Aim of the task: Reproduce every record below exactly as written, but leave out any pictures.

Dataset entries:
• • • •

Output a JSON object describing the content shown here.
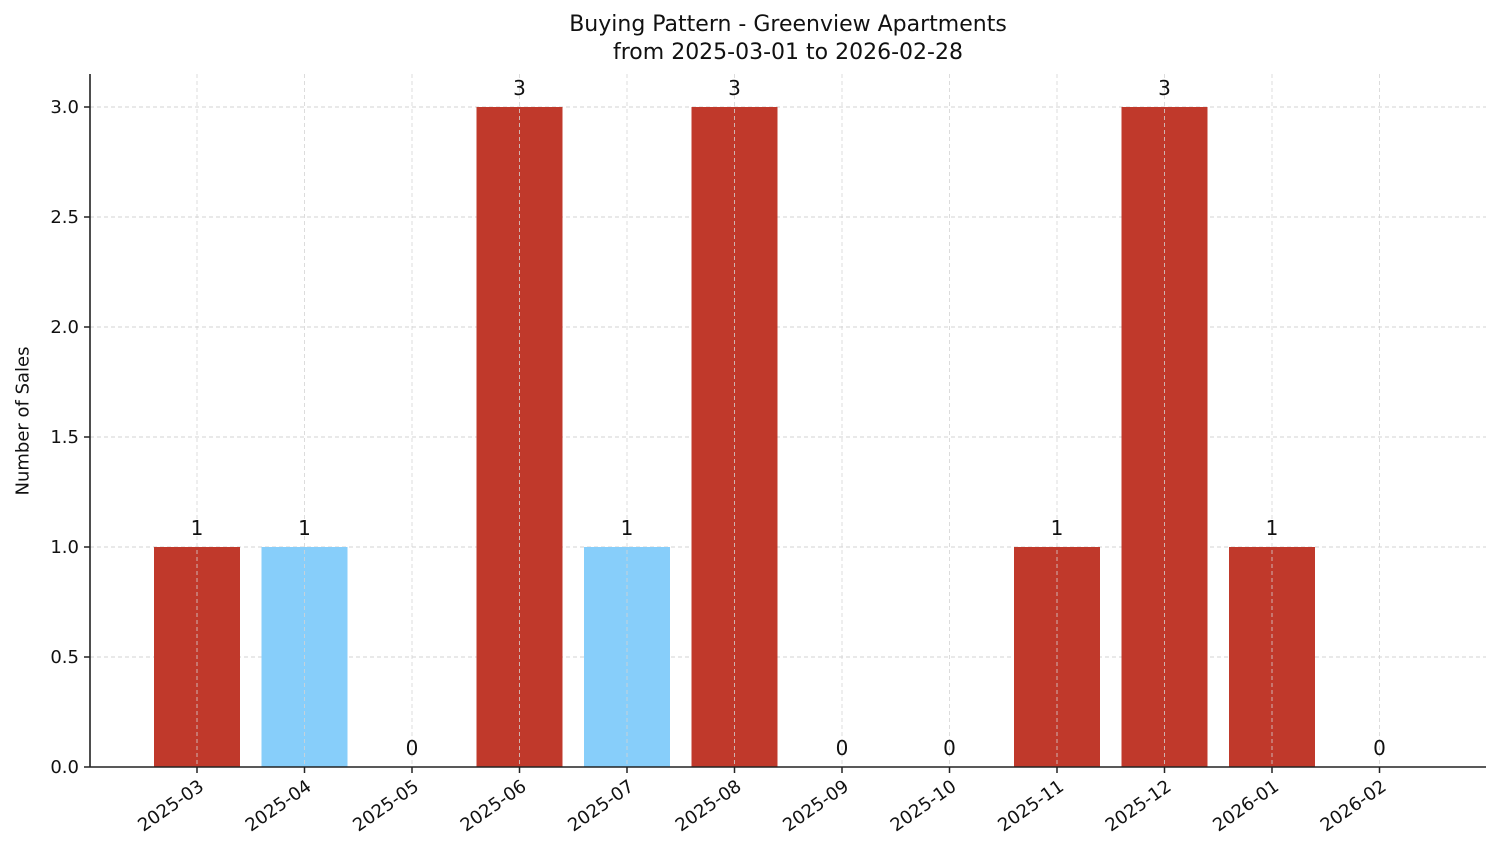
{
  "chart_data": {
    "type": "bar",
    "title": "Buying Pattern - Greenview Apartments",
    "subtitle": "from 2025-03-01 to 2026-02-28",
    "xlabel": "",
    "ylabel": "Number of Sales",
    "ylim": [
      0,
      3.15
    ],
    "yticks": [
      "0.0",
      "0.5",
      "1.0",
      "1.5",
      "2.0",
      "2.5",
      "3.0"
    ],
    "grid": true,
    "legend": null,
    "categories": [
      "2025-03",
      "2025-04",
      "2025-05",
      "2025-06",
      "2025-07",
      "2025-08",
      "2025-09",
      "2025-10",
      "2025-11",
      "2025-12",
      "2026-01",
      "2026-02"
    ],
    "values": [
      1,
      1,
      0,
      3,
      1,
      3,
      0,
      0,
      1,
      3,
      1,
      0
    ],
    "value_labels": [
      "1",
      "1",
      "0",
      "3",
      "1",
      "3",
      "0",
      "0",
      "1",
      "3",
      "1",
      "0"
    ],
    "bar_colors": [
      "#c0392b",
      "#87cefa",
      "#c0392b",
      "#c0392b",
      "#87cefa",
      "#c0392b",
      "#c0392b",
      "#c0392b",
      "#c0392b",
      "#c0392b",
      "#c0392b",
      "#c0392b"
    ],
    "colors": {
      "primary": "#c0392b",
      "highlight": "#87cefa",
      "grid": "#d3d3d3",
      "axis": "#222222"
    }
  }
}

• • • •

Written reply:
Output a JSON object describing the content shown here.
{
  "chart_data": {
    "type": "bar",
    "title": "Buying Pattern - Greenview Apartments",
    "subtitle": "from 2025-03-01 to 2026-02-28",
    "xlabel": "",
    "ylabel": "Number of Sales",
    "ylim": [
      0,
      3.15
    ],
    "yticks": [
      "0.0",
      "0.5",
      "1.0",
      "1.5",
      "2.0",
      "2.5",
      "3.0"
    ],
    "grid": true,
    "legend": null,
    "categories": [
      "2025-03",
      "2025-04",
      "2025-05",
      "2025-06",
      "2025-07",
      "2025-08",
      "2025-09",
      "2025-10",
      "2025-11",
      "2025-12",
      "2026-01",
      "2026-02"
    ],
    "values": [
      1,
      1,
      0,
      3,
      1,
      3,
      0,
      0,
      1,
      3,
      1,
      0
    ],
    "value_labels": [
      "1",
      "1",
      "0",
      "3",
      "1",
      "3",
      "0",
      "0",
      "1",
      "3",
      "1",
      "0"
    ],
    "bar_colors": [
      "#c0392b",
      "#87cefa",
      "#c0392b",
      "#c0392b",
      "#87cefa",
      "#c0392b",
      "#c0392b",
      "#c0392b",
      "#c0392b",
      "#c0392b",
      "#c0392b",
      "#c0392b"
    ],
    "colors": {
      "primary": "#c0392b",
      "highlight": "#87cefa",
      "grid": "#d3d3d3",
      "axis": "#222222"
    }
  }
}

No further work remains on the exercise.